→ **What is needed**
From the cubing forum thread, can you repeat word for word the passage that begins at "Damn, that labrador" and stops after "(Jun 10, 2021)"?

→ **Text segment**
=-=-=-=-=

Damn, that labrador always wins me over. Btw J perm isn't the bad guy, he just makes quality content and mostly very good tutorials that basically no one can do as good as him. @Smiles


----------



## Filipe Teixeira (Jun 10, 2021)

this channel has pretty good and entertaining content
too bad he quit youtube



https://www.youtube.com/user/haribo41296



this cube modding youtube channel is very entertaning too

EDIT: I found him it on the poll now...


https://www.youtube.com/user/NerdBubblegum


----------



## Melvintnh327 (Aug 5, 2021)

R U R' F' R U R' U' R' F R2 U' R' U'



abunickabhi said:


> U' L2 F U' M U' M' U2 F' L2 U .


is that a 5-style algorithm?


----------



## EvanCuber (Aug 5, 2021)

abunickabhi said:


> U' L2 F U' M U' M' U2 F' L2 U .


Why do you also say things like that at the end of your post


----------



## DuckubingCuber347 (Aug 5, 2021)

Are we really leaving out the greatest cubing skit lord in history, Mr. @ColorfulPockets?


----------



## abunickabhi (Aug 5, 2021)

=-=-=-=-=

→ **Recorded data**
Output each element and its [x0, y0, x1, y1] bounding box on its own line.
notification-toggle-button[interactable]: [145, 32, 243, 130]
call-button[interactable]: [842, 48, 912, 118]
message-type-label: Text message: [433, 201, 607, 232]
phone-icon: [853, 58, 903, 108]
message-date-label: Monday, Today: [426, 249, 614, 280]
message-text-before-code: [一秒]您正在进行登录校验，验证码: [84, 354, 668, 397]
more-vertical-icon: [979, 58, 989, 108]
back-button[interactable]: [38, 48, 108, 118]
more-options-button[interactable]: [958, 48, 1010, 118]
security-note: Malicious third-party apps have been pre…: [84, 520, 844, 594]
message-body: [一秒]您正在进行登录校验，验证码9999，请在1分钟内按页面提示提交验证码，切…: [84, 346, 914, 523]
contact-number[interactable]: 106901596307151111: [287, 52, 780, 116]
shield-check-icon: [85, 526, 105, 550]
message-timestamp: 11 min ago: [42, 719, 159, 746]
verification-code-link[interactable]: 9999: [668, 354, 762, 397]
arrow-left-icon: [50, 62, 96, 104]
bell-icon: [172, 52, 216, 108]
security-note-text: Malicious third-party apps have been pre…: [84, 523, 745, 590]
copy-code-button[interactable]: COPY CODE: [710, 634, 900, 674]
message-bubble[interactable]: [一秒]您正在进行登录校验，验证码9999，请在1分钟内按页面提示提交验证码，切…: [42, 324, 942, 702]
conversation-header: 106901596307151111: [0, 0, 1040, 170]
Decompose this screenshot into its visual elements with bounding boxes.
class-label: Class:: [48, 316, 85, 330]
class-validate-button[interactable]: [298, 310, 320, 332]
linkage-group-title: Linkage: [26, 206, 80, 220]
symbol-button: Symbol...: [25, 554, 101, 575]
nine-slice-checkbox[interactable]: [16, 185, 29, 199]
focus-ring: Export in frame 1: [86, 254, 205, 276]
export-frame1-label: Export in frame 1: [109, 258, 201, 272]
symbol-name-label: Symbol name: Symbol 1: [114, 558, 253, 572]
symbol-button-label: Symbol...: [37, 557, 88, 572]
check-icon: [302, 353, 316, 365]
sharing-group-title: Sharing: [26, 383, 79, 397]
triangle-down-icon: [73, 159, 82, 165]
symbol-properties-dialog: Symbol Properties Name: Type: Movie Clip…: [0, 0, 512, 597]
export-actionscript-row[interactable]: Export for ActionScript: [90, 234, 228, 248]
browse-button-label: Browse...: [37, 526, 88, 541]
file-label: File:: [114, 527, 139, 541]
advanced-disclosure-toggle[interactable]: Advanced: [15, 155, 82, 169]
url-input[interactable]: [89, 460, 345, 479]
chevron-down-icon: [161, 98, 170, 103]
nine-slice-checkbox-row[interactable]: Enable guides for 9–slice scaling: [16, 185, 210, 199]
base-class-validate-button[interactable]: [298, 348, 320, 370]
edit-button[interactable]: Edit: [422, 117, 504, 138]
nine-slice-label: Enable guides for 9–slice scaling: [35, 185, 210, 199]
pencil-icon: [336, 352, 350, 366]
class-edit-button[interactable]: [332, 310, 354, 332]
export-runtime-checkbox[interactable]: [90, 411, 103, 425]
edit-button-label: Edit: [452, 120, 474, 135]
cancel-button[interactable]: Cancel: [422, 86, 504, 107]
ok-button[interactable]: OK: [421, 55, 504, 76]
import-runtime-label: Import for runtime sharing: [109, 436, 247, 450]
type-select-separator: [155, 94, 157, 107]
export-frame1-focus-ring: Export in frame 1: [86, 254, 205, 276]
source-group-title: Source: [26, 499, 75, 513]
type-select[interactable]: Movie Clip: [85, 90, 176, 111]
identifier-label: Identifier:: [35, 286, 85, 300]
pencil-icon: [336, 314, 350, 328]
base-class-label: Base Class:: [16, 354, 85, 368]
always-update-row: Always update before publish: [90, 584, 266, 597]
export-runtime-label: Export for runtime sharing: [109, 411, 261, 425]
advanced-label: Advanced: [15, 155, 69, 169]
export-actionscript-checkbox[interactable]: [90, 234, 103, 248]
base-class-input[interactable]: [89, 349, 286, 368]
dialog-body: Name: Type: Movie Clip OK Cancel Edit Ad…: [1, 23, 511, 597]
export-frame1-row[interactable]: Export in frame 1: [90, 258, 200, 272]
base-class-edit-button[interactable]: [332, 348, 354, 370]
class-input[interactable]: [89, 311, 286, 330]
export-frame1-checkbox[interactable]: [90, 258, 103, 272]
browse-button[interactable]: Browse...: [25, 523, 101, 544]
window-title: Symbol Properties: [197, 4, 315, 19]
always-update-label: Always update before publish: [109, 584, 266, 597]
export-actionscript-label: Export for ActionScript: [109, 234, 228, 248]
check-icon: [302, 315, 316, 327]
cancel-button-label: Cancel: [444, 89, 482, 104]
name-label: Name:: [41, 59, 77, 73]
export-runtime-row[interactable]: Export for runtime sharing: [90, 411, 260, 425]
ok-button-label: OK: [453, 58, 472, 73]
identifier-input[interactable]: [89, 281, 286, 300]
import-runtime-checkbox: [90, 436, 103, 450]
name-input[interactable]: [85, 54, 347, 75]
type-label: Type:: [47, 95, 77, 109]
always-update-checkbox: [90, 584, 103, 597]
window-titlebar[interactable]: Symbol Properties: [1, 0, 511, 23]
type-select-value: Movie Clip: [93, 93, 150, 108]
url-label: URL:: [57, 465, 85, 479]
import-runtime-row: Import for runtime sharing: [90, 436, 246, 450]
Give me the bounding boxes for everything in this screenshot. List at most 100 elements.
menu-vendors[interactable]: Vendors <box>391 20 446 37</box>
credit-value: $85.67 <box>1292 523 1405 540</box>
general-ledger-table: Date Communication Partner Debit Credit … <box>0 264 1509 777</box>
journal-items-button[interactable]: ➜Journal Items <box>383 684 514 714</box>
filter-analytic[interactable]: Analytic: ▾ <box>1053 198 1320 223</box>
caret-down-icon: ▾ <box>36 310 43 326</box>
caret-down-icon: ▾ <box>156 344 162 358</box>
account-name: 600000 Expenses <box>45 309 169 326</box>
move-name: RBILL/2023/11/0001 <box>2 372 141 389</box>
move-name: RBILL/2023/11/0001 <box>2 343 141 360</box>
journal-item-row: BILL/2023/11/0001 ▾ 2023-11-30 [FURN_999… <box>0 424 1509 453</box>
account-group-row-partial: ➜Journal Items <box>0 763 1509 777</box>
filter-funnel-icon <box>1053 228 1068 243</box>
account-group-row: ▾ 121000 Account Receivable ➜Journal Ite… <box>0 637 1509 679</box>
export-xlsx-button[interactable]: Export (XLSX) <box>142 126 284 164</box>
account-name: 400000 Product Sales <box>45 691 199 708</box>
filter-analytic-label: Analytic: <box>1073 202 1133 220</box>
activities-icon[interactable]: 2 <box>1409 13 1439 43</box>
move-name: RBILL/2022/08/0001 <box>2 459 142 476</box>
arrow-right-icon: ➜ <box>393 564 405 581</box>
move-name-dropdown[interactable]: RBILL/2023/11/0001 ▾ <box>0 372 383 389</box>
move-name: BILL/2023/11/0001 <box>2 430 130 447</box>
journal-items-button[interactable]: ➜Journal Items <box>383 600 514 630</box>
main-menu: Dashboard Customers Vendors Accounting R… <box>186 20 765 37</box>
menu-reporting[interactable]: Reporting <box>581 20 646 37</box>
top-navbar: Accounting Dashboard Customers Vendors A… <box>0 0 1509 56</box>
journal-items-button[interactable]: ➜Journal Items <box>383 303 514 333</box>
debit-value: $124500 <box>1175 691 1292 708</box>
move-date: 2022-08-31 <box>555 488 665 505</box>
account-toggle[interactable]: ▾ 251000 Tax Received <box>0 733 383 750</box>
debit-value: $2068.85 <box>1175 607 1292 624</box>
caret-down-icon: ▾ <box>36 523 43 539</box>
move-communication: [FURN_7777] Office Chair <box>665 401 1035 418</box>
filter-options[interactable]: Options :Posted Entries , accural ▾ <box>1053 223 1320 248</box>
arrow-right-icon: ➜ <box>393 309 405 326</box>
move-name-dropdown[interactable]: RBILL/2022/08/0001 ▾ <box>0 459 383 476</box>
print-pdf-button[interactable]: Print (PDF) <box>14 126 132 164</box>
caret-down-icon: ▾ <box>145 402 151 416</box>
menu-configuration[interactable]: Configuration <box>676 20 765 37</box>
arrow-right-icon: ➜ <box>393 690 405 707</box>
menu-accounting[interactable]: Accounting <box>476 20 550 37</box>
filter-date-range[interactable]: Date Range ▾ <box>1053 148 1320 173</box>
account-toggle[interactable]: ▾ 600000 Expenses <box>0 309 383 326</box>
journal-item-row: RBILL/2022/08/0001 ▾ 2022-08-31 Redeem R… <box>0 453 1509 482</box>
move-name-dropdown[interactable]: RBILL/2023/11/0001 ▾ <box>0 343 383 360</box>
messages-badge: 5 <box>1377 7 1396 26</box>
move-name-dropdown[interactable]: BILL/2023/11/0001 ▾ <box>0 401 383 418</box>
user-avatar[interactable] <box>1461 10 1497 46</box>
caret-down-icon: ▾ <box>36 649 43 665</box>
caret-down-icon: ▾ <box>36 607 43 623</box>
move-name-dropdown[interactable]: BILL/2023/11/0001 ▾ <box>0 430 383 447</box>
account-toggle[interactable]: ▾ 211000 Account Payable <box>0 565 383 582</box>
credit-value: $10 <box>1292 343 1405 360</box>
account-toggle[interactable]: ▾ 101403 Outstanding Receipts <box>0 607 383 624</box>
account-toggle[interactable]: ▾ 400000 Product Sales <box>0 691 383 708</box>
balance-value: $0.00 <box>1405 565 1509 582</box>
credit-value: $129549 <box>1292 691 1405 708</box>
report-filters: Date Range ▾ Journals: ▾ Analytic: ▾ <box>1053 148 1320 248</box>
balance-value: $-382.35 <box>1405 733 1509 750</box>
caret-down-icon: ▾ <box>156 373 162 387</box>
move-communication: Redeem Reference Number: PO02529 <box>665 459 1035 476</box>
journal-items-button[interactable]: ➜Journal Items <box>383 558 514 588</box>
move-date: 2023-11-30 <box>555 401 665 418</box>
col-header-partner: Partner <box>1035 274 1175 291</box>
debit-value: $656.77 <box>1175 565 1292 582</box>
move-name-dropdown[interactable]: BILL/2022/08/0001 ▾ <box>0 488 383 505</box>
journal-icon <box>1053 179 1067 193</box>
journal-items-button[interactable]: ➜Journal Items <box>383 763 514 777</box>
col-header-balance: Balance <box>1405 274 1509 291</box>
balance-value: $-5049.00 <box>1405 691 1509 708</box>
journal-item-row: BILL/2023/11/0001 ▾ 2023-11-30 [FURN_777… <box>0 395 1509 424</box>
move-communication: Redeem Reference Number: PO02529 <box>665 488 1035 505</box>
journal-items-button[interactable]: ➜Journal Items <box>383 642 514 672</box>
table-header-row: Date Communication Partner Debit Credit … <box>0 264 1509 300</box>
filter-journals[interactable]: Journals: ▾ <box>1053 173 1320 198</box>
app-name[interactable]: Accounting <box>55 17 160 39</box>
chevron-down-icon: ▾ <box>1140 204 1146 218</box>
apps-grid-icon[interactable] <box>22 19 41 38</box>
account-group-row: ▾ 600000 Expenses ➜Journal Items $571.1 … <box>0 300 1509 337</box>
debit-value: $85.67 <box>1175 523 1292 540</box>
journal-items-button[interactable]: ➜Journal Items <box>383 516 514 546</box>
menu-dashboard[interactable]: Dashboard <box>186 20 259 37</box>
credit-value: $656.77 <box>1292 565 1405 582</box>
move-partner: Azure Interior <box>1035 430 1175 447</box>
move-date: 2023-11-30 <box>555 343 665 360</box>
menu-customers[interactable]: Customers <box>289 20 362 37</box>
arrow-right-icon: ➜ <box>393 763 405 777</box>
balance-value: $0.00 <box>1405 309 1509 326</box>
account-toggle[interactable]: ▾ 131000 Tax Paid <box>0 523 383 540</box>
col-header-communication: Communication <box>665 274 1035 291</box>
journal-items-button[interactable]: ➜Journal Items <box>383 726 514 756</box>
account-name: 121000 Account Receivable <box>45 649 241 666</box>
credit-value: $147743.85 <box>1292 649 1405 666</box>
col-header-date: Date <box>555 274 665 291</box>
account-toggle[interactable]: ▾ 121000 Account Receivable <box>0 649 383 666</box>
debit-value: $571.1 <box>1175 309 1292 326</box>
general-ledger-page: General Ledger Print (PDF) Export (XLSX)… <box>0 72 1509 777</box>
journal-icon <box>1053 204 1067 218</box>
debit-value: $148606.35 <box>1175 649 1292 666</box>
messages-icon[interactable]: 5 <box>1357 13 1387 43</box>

=-=-=-=-=

→ **Answer to this problem**
Damn, that labrador always wins me over. Btw J perm isn't the bad guy, he just makes quality content and mostly very good tutorials that basically no one can do as good as him. @Smiles


----------



## Filipe Teixeira (Jun 10, 2021)